Without the pictures, can you quote each line below exactly?

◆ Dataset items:

%%

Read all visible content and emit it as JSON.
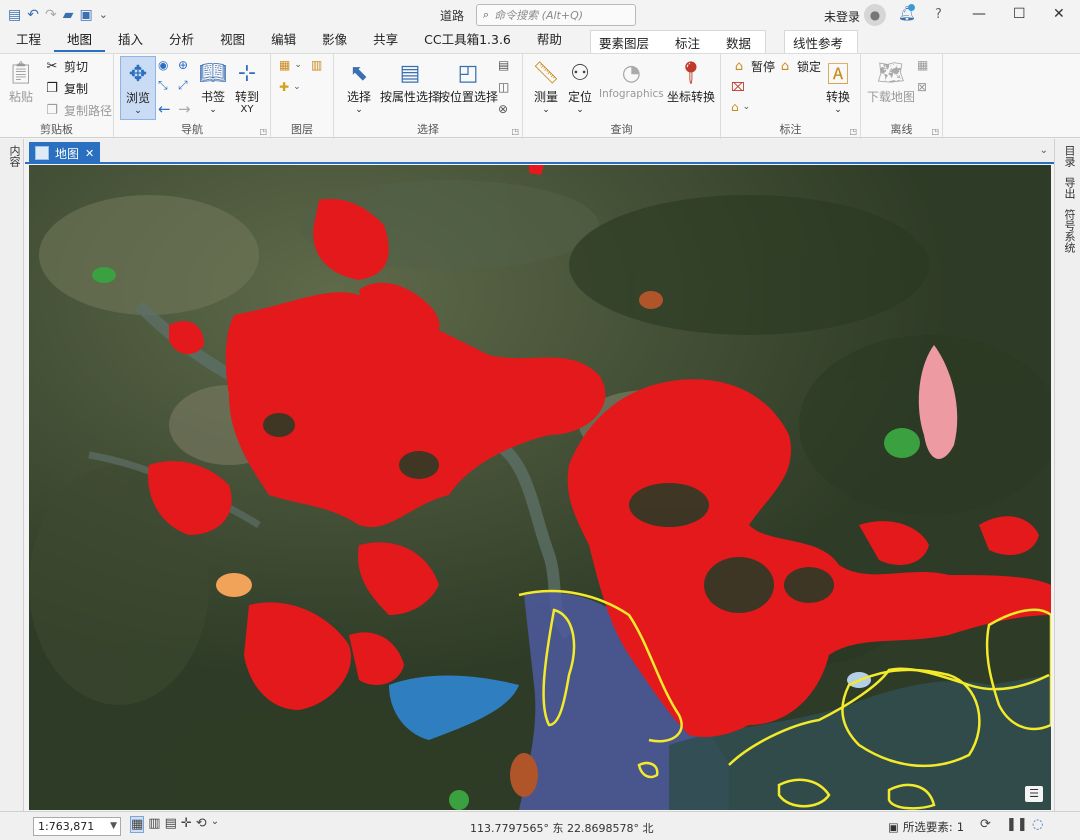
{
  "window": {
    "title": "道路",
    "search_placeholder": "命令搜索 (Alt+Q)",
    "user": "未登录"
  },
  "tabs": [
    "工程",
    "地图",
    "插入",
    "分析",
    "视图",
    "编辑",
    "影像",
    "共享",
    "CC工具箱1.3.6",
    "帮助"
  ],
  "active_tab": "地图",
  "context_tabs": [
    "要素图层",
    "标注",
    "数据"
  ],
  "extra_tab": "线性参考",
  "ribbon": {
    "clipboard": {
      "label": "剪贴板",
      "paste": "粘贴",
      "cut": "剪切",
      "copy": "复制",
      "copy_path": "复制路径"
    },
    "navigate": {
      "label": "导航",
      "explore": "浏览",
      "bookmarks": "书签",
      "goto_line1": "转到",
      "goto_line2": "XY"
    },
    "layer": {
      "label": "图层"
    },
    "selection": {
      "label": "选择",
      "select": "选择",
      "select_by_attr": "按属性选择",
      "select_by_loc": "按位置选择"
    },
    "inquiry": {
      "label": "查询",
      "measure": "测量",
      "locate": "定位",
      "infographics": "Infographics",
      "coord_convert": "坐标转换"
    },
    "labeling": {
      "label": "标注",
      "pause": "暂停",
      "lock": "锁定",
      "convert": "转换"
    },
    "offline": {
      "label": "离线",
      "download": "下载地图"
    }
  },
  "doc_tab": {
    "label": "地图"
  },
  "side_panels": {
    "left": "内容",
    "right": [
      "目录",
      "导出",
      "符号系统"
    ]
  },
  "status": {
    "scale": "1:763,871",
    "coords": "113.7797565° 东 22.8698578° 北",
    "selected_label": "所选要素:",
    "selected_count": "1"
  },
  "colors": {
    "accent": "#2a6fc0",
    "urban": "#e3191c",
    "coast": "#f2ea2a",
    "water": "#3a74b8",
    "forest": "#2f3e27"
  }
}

%%

◆ Solution to the exercise:
Read all visible content and emit it as JSON.
{
  "window": {
    "title": "道路",
    "search_placeholder": "命令搜索 (Alt+Q)",
    "user": "未登录"
  },
  "tabs": [
    "工程",
    "地图",
    "插入",
    "分析",
    "视图",
    "编辑",
    "影像",
    "共享",
    "CC工具箱1.3.6",
    "帮助"
  ],
  "active_tab": "地图",
  "context_tabs": [
    "要素图层",
    "标注",
    "数据"
  ],
  "extra_tab": "线性参考",
  "ribbon": {
    "clipboard": {
      "label": "剪贴板",
      "paste": "粘贴",
      "cut": "剪切",
      "copy": "复制",
      "copy_path": "复制路径"
    },
    "navigate": {
      "label": "导航",
      "explore": "浏览",
      "bookmarks": "书签",
      "goto_line1": "转到",
      "goto_line2": "XY"
    },
    "layer": {
      "label": "图层"
    },
    "selection": {
      "label": "选择",
      "select": "选择",
      "select_by_attr": "按属性选择",
      "select_by_loc": "按位置选择"
    },
    "inquiry": {
      "label": "查询",
      "measure": "测量",
      "locate": "定位",
      "infographics": "Infographics",
      "coord_convert": "坐标转换"
    },
    "labeling": {
      "label": "标注",
      "pause": "暂停",
      "lock": "锁定",
      "convert": "转换"
    },
    "offline": {
      "label": "离线",
      "download": "下载地图"
    }
  },
  "doc_tab": {
    "label": "地图"
  },
  "side_panels": {
    "left": "内容",
    "right": [
      "目录",
      "导出",
      "符号系统"
    ]
  },
  "status": {
    "scale": "1:763,871",
    "coords": "113.7797565° 东 22.8698578° 北",
    "selected_label": "所选要素:",
    "selected_count": "1"
  },
  "colors": {
    "accent": "#2a6fc0",
    "urban": "#e3191c",
    "coast": "#f2ea2a",
    "water": "#3a74b8",
    "forest": "#2f3e27"
  }
}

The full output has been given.